Exercise —
Look through the records below, and copy out every line that holds the string "name".

Available records —
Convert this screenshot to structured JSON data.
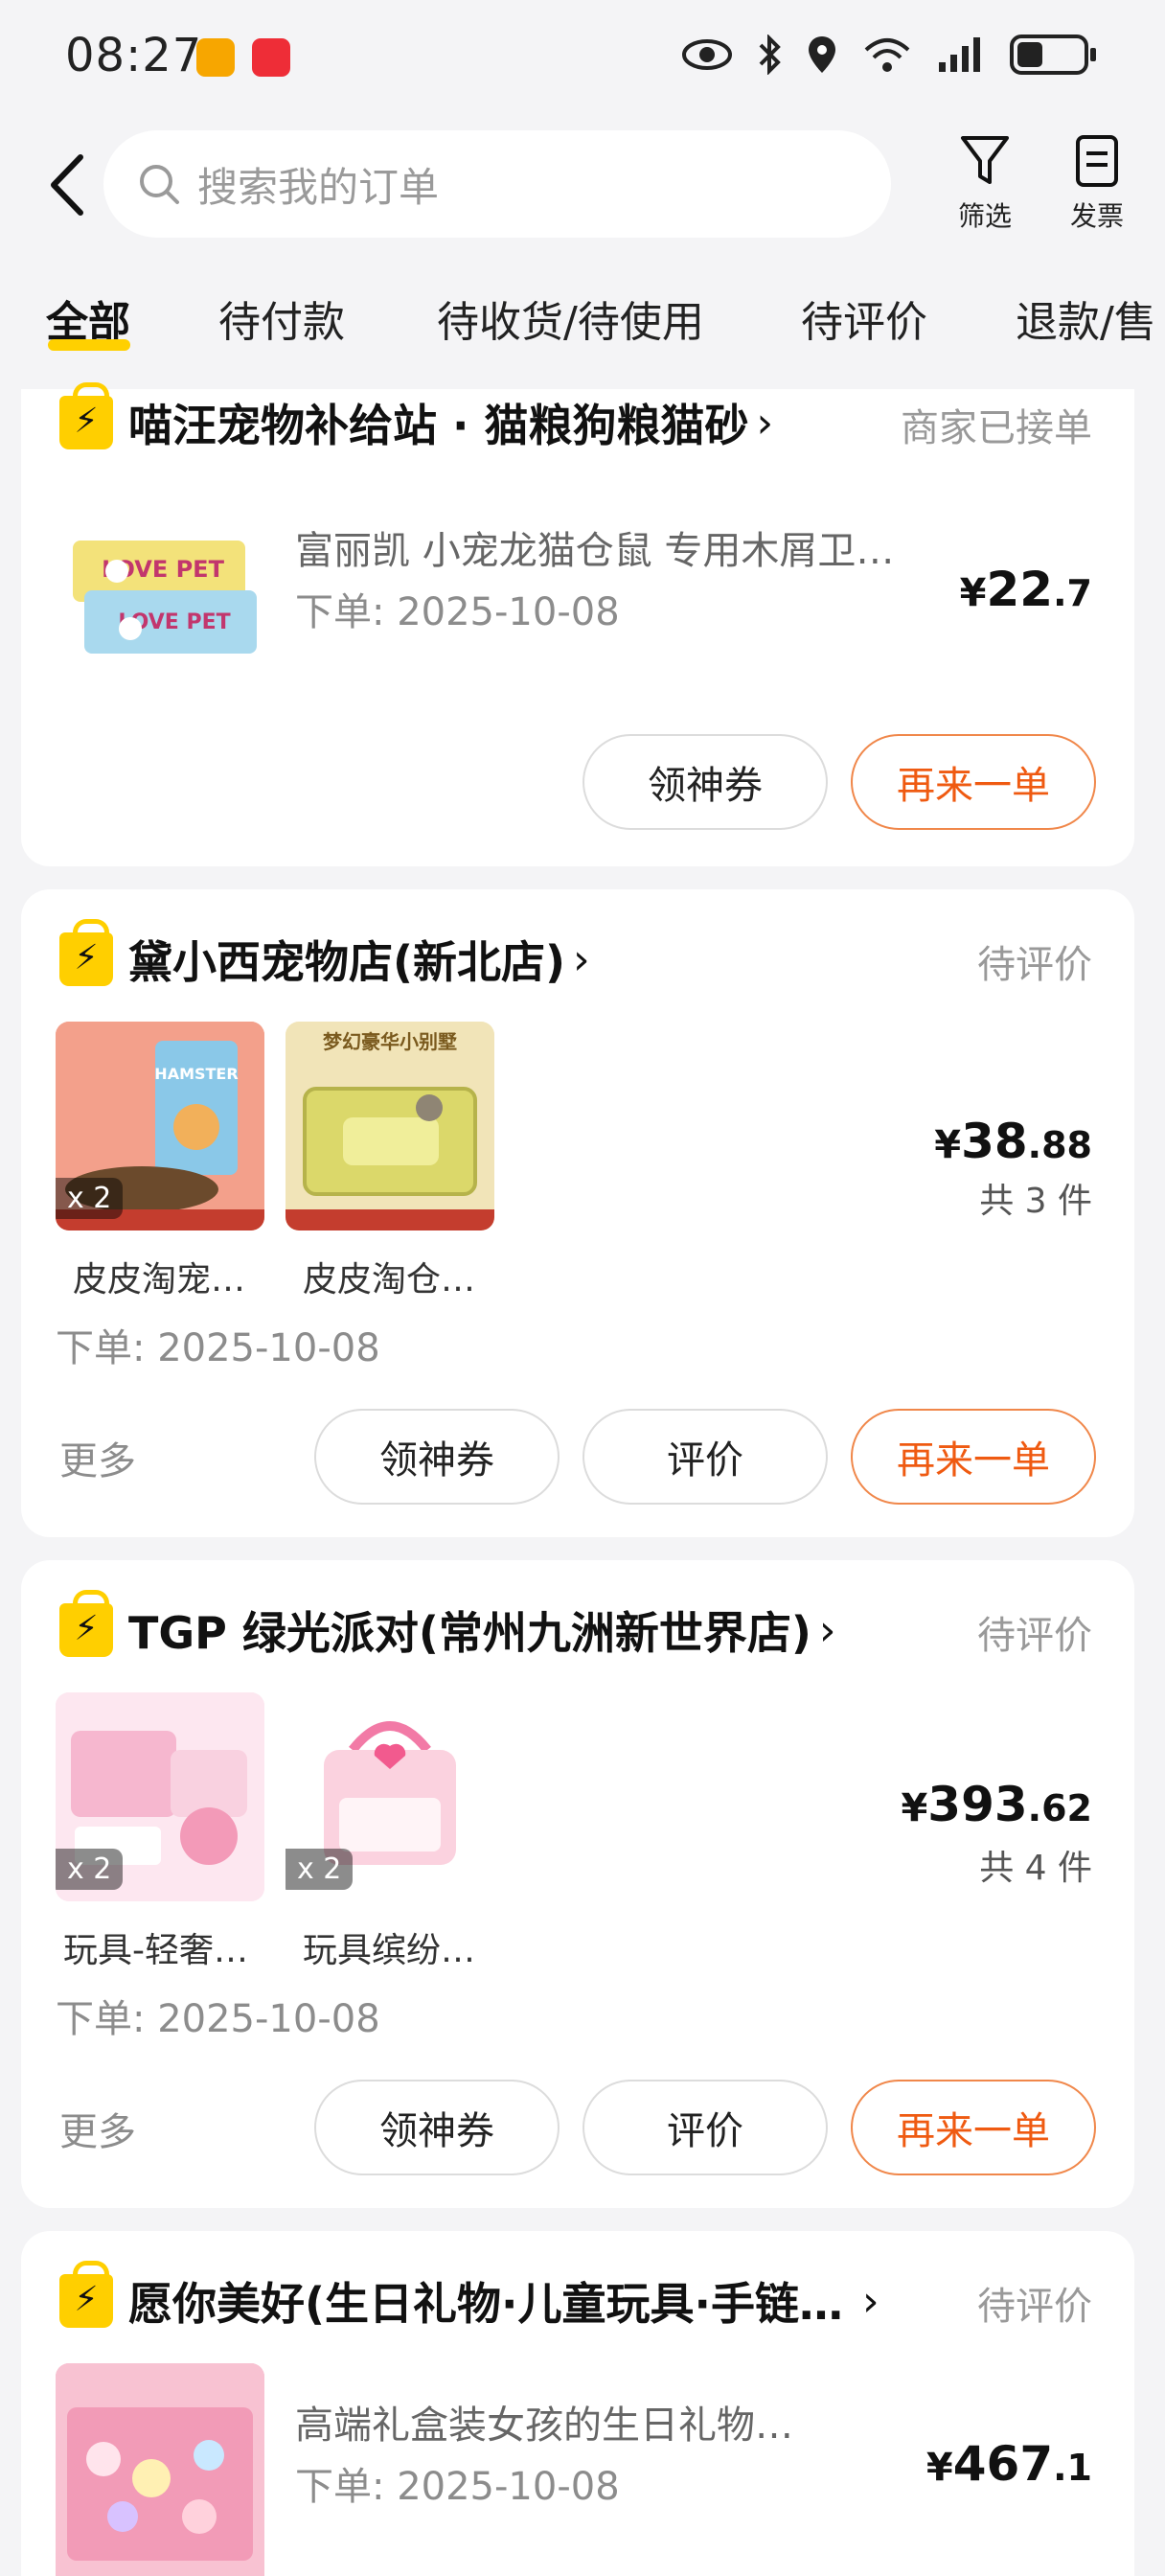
{
  "status_bar": {
    "time": "08:27"
  },
  "search": {
    "placeholder": "搜索我的订单"
  },
  "header": {
    "filter_label": "筛选",
    "invoice_label": "发票"
  },
  "tabs": [
    {
      "label": "全部",
      "active": true
    },
    {
      "label": "待付款"
    },
    {
      "label": "待收货/待使用"
    },
    {
      "label": "待评价"
    },
    {
      "label": "退款/售"
    }
  ],
  "orders": [
    {
      "shop": "喵汪宠物补给站 · 猫粮狗粮猫砂",
      "status": "商家已接单",
      "product_title": "富丽凯 小宠龙猫仓鼠 专用木屑卫…",
      "date": "下单: 2025-10-08",
      "price_symbol": "¥",
      "price_int": "22",
      "price_dec": ".7",
      "buttons": [
        "领神券",
        "再来一单"
      ]
    },
    {
      "shop": "黛小西宠物店(新北店)",
      "status": "待评价",
      "items": [
        {
          "name": "皮皮淘宠…",
          "qty": "x 2"
        },
        {
          "name": "皮皮淘仓…",
          "qty": ""
        }
      ],
      "date": "下单: 2025-10-08",
      "price_symbol": "¥",
      "price_int": "38",
      "price_dec": ".88",
      "count": "共 3 件",
      "more": "更多",
      "buttons": [
        "领神券",
        "评价",
        "再来一单"
      ]
    },
    {
      "shop": "TGP 绿光派对(常州九洲新世界店)",
      "status": "待评价",
      "items": [
        {
          "name": "玩具-轻奢…",
          "qty": "x 2"
        },
        {
          "name": "玩具缤纷…",
          "qty": "x 2"
        }
      ],
      "date": "下单: 2025-10-08",
      "price_symbol": "¥",
      "price_int": "393",
      "price_dec": ".62",
      "count": "共 4 件",
      "more": "更多",
      "buttons": [
        "领神券",
        "评价",
        "再来一单"
      ]
    },
    {
      "shop": "愿你美好(生日礼物·儿童玩具·手链…",
      "status": "待评价",
      "product_title": "高端礼盒装女孩的生日礼物…",
      "date": "下单: 2025-10-08",
      "price_symbol": "¥",
      "price_int": "467",
      "price_dec": ".1"
    }
  ],
  "thumb_labels": {
    "love_pet": "LOVE PET",
    "hamster": "HAMSTER",
    "villa": "梦幻豪华小别墅"
  },
  "colors": {
    "accent_yellow": "#ffd000",
    "action_orange": "#ef5a11",
    "bg": "#f4f4f6"
  }
}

Written solution —
          "name": "皮皮淘宠…",
          "name": "皮皮淘仓…",
          "name": "玩具-轻奢…",
          "name": "玩具缤纷…",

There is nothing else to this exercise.